What you need to do:
Extract all lines containing "name".

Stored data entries
BEGIN

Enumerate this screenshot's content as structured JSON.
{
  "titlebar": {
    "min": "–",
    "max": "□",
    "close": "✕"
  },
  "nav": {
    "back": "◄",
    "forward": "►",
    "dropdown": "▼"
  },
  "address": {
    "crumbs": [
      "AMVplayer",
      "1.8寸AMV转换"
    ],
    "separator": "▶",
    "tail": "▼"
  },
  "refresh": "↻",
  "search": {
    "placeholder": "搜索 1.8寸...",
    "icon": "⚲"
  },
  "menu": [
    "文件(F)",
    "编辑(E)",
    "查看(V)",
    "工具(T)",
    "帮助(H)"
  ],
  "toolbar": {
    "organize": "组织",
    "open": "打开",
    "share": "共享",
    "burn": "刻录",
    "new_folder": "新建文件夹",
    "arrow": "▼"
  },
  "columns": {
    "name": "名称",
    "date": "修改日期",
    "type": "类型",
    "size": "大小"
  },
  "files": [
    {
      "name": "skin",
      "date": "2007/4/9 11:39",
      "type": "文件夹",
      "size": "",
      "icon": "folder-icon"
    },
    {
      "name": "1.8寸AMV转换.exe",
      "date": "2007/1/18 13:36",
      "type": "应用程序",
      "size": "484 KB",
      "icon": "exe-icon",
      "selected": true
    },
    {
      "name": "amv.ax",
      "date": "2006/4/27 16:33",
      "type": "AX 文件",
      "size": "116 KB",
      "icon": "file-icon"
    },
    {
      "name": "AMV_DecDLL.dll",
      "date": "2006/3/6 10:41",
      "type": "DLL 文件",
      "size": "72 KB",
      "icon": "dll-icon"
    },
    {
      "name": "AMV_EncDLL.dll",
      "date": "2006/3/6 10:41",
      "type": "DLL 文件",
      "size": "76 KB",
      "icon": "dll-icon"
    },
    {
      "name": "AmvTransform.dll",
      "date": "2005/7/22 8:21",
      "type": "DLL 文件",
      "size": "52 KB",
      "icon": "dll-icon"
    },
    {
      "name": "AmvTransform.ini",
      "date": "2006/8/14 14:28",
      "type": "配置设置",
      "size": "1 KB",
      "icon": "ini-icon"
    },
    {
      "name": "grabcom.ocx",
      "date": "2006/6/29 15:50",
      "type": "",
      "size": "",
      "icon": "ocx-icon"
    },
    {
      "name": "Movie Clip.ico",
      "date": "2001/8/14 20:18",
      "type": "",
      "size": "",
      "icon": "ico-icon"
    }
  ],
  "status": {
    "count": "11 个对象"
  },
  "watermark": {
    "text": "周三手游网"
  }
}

END

Problem solution:
    "name": "名称",
      "name": "skin",
      "name": "1.8寸AMV转换.exe",
      "name": "amv.ax",
      "name": "AMV_DecDLL.dll",
      "name": "AMV_EncDLL.dll",
      "name": "AmvTransform.dll",
      "name": "AmvTransform.ini",
      "name": "grabcom.ocx",
      "name": "Movie Clip.ico",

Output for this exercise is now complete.